Records to process —
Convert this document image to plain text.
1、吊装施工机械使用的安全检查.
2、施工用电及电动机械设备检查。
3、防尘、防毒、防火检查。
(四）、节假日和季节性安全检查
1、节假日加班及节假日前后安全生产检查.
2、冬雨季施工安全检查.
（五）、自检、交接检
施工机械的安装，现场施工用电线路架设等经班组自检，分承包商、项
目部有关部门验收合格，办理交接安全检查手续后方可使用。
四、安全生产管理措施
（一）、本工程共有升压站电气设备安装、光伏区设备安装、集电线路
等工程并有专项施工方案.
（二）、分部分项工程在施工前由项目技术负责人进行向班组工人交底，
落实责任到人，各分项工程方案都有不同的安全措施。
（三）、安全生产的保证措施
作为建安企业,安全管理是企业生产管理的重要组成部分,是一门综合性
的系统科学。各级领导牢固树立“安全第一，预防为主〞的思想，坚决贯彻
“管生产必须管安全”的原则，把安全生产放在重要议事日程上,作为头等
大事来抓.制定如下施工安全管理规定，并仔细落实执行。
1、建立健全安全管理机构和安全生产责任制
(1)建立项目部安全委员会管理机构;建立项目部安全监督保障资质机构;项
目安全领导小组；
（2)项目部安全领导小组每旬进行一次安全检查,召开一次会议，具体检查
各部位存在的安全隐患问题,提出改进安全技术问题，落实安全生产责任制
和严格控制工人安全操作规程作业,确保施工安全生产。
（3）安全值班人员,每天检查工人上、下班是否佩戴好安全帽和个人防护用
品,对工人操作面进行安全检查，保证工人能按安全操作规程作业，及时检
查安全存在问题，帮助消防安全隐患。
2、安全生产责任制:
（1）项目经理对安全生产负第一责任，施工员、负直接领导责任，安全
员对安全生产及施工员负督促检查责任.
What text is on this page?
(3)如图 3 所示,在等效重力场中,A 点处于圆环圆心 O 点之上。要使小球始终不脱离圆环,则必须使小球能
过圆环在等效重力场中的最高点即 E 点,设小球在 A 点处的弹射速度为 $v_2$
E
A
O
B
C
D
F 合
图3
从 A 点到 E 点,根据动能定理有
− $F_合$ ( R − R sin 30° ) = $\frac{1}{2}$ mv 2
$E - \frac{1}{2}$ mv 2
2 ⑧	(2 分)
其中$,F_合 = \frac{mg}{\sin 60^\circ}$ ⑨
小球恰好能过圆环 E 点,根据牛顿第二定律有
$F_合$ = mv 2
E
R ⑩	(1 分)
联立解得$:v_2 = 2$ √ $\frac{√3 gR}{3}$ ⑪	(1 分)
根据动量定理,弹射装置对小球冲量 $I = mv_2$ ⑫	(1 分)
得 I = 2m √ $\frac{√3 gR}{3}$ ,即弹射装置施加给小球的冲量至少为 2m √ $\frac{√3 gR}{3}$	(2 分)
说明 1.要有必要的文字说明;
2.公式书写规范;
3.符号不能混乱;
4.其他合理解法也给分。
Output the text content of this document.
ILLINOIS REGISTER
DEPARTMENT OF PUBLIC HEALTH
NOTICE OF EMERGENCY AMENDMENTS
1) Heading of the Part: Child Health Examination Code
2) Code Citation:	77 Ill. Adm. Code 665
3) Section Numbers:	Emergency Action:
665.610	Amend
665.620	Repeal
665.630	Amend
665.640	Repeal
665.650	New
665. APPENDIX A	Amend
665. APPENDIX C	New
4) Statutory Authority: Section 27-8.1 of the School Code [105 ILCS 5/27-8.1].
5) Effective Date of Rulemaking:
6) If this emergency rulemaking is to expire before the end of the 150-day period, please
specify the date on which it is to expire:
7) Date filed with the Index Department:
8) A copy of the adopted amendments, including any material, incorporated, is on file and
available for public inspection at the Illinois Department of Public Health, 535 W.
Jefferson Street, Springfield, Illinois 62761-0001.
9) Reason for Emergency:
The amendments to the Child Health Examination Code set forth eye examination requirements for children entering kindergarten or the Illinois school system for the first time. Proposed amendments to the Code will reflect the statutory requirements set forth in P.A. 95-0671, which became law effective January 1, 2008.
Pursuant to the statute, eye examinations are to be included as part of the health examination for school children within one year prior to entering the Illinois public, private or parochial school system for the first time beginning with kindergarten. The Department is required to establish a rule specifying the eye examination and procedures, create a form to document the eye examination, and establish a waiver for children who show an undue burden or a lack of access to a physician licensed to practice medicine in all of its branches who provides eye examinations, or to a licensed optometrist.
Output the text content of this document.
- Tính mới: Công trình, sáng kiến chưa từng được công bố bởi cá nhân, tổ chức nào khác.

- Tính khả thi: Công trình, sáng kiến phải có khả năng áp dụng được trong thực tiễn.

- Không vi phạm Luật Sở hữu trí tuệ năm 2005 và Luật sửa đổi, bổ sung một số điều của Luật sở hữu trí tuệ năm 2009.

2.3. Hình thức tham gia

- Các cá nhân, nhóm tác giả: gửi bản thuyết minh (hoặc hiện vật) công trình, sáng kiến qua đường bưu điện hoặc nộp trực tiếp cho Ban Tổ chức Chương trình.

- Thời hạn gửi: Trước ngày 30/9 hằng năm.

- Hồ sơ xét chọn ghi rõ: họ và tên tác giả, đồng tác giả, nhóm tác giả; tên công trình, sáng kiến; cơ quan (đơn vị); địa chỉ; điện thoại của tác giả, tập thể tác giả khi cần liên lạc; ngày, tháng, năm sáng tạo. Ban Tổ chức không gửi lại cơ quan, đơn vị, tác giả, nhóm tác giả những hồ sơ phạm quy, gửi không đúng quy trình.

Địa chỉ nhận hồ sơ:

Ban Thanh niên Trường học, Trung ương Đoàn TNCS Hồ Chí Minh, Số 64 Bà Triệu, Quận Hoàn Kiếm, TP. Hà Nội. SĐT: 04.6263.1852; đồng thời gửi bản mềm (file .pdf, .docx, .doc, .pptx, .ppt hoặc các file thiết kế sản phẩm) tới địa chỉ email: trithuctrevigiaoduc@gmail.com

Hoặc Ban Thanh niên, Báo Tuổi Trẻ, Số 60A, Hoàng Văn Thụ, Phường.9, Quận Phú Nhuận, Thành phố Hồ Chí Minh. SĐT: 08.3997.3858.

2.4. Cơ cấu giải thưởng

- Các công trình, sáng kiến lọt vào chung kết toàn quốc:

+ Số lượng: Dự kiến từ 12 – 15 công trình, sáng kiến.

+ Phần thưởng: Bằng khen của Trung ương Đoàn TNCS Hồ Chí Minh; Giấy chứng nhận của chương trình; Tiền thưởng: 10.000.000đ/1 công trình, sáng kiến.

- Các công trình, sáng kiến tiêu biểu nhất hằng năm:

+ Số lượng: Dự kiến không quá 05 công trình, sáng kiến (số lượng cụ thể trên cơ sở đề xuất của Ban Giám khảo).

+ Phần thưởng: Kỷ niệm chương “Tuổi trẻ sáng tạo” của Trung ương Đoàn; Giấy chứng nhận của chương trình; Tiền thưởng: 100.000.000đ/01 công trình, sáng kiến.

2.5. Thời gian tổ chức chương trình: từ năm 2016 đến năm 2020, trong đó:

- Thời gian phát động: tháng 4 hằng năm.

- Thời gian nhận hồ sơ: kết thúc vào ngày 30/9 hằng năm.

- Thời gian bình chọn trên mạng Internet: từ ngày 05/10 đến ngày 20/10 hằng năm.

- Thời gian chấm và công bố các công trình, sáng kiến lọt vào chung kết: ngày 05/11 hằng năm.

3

Exercise task —
Restate every entry word for word.

The output —
Convert this document image to plain text.
1、吊装施工机械使用的安全检查.
2、施工用电及电动机械设备检查。
3、防尘、防毒、防火检查。
(四）、节假日和季节性安全检查
1、节假日加班及节假日前后安全生产检查.
2、冬雨季施工安全检查.
（五）、自检、交接检
施工机械的安装，现场施工用电线路架设等经班组自检，分承包商、项
目部有关部门验收合格，办理交接安全检查手续后方可使用。
四、安全生产管理措施
（一）、本工程共有升压站电气设备安装、光伏区设备安装、集电线路
等工程并有专项施工方案.
（二）、分部分项工程在施工前由项目技术负责人进行向班组工人交底，
落实责任到人，各分项工程方案都有不同的安全措施。
（三）、安全生产的保证措施
作为建安企业,安全管理是企业生产管理的重要组成部分,是一门综合性
的系统科学。各级领导牢固树立“安全第一，预防为主〞的思想，坚决贯彻
“管生产必须管安全”的原则，把安全生产放在重要议事日程上,作为头等
大事来抓.制定如下施工安全管理规定，并仔细落实执行。
1、建立健全安全管理机构和安全生产责任制
(1)建立项目部安全委员会管理机构;建立项目部安全监督保障资质机构;项
目安全领导小组；
（2)项目部安全领导小组每旬进行一次安全检查,召开一次会议，具体检查
各部位存在的安全隐患问题,提出改进安全技术问题，落实安全生产责任制
和严格控制工人安全操作规程作业,确保施工安全生产。
（3）安全值班人员,每天检查工人上、下班是否佩戴好安全帽和个人防护用
品,对工人操作面进行安全检查，保证工人能按安全操作规程作业，及时检
查安全存在问题，帮助消防安全隐患。
2、安全生产责任制:
（1）项目经理对安全生产负第一责任，施工员、负直接领导责任，安全
员对安全生产及施工员负督促检查责任.
What text is on this page?
(3)如图 3 所示,在等效重力场中,A 点处于圆环圆心 O 点之上。要使小球始终不脱离圆环,则必须使小球能
过圆环在等效重力场中的最高点即 E 点,设小球在 A 点处的弹射速度为 $v_2$
E
A
O
B
C
D
F 合
图3
从 A 点到 E 点,根据动能定理有
− $F_合$ ( R − R sin 30° ) = $\frac{1}{2}$ mv 2
$E - \frac{1}{2}$ mv 2
2 ⑧	(2 分)
其中$,F_合 = \frac{mg}{\sin 60^\circ}$ ⑨
小球恰好能过圆环 E 点,根据牛顿第二定律有
$F_合$ = mv 2
E
R ⑩	(1 分)
联立解得$:v_2 = 2$ √ $\frac{√3 gR}{3}$ ⑪	(1 分)
根据动量定理,弹射装置对小球冲量 $I = mv_2$ ⑫	(1 分)
得 I = 2m √ $\frac{√3 gR}{3}$ ,即弹射装置施加给小球的冲量至少为 2m √ $\frac{√3 gR}{3}$	(2 分)
说明 1.要有必要的文字说明;
2.公式书写规范;
3.符号不能混乱;
4.其他合理解法也给分。
Output the text content of this document.
ILLINOIS REGISTER
DEPARTMENT OF PUBLIC HEALTH
NOTICE OF EMERGENCY AMENDMENTS
1) Heading of the Part: Child Health Examination Code
2) Code Citation:	77 Ill. Adm. Code 665
3) Section Numbers:	Emergency Action:
665.610	Amend
665.620	Repeal
665.630	Amend
665.640	Repeal
665.650	New
665. APPENDIX A	Amend
665. APPENDIX C	New
4) Statutory Authority: Section 27-8.1 of the School Code [105 ILCS 5/27-8.1].
5) Effective Date of Rulemaking:
6) If this emergency rulemaking is to expire before the end of the 150-day period, please
specify the date on which it is to expire:
7) Date filed with the Index Department:
8) A copy of the adopted amendments, including any material, incorporated, is on file and
available for public inspection at the Illinois Department of Public Health, 535 W.
Jefferson Street, Springfield, Illinois 62761-0001.
9) Reason for Emergency:
The amendments to the Child Health Examination Code set forth eye examination requirements for children entering kindergarten or the Illinois school system for the first time. Proposed amendments to the Code will reflect the statutory requirements set forth in P.A. 95-0671, which became law effective January 1, 2008.
Pursuant to the statute, eye examinations are to be included as part of the health examination for school children within one year prior to entering the Illinois public, private or parochial school system for the first time beginning with kindergarten. The Department is required to establish a rule specifying the eye examination and procedures, create a form to document the eye examination, and establish a waiver for children who show an undue burden or a lack of access to a physician licensed to practice medicine in all of its branches who provides eye examinations, or to a licensed optometrist.
Output the text content of this document.
- Tính mới: Công trình, sáng kiến chưa từng được công bố bởi cá nhân, tổ chức nào khác.

- Tính khả thi: Công trình, sáng kiến phải có khả năng áp dụng được trong thực tiễn.

- Không vi phạm Luật Sở hữu trí tuệ năm 2005 và Luật sửa đổi, bổ sung một số điều của Luật sở hữu trí tuệ năm 2009.

2.3. Hình thức tham gia

- Các cá nhân, nhóm tác giả: gửi bản thuyết minh (hoặc hiện vật) công trình, sáng kiến qua đường bưu điện hoặc nộp trực tiếp cho Ban Tổ chức Chương trình.

- Thời hạn gửi: Trước ngày 30/9 hằng năm.

- Hồ sơ xét chọn ghi rõ: họ và tên tác giả, đồng tác giả, nhóm tác giả; tên công trình, sáng kiến; cơ quan (đơn vị); địa chỉ; điện thoại của tác giả, tập thể tác giả khi cần liên lạc; ngày, tháng, năm sáng tạo. Ban Tổ chức không gửi lại cơ quan, đơn vị, tác giả, nhóm tác giả những hồ sơ phạm quy, gửi không đúng quy trình.

Địa chỉ nhận hồ sơ:

Ban Thanh niên Trường học, Trung ương Đoàn TNCS Hồ Chí Minh, Số 64 Bà Triệu, Quận Hoàn Kiếm, TP. Hà Nội. SĐT: 04.6263.1852; đồng thời gửi bản mềm (file .pdf, .docx, .doc, .pptx, .ppt hoặc các file thiết kế sản phẩm) tới địa chỉ email: trithuctrevigiaoduc@gmail.com

Hoặc Ban Thanh niên, Báo Tuổi Trẻ, Số 60A, Hoàng Văn Thụ, Phường.9, Quận Phú Nhuận, Thành phố Hồ Chí Minh. SĐT: 08.3997.3858.

2.4. Cơ cấu giải thưởng

- Các công trình, sáng kiến lọt vào chung kết toàn quốc:

+ Số lượng: Dự kiến từ 12 – 15 công trình, sáng kiến.

+ Phần thưởng: Bằng khen của Trung ương Đoàn TNCS Hồ Chí Minh; Giấy chứng nhận của chương trình; Tiền thưởng: 10.000.000đ/1 công trình, sáng kiến.

- Các công trình, sáng kiến tiêu biểu nhất hằng năm:

+ Số lượng: Dự kiến không quá 05 công trình, sáng kiến (số lượng cụ thể trên cơ sở đề xuất của Ban Giám khảo).

+ Phần thưởng: Kỷ niệm chương “Tuổi trẻ sáng tạo” của Trung ương Đoàn; Giấy chứng nhận của chương trình; Tiền thưởng: 100.000.000đ/01 công trình, sáng kiến.

2.5. Thời gian tổ chức chương trình: từ năm 2016 đến năm 2020, trong đó:

- Thời gian phát động: tháng 4 hằng năm.

- Thời gian nhận hồ sơ: kết thúc vào ngày 30/9 hằng năm.

- Thời gian bình chọn trên mạng Internet: từ ngày 05/10 đến ngày 20/10 hằng năm.

- Thời gian chấm và công bố các công trình, sáng kiến lọt vào chung kết: ngày 05/11 hằng năm.

3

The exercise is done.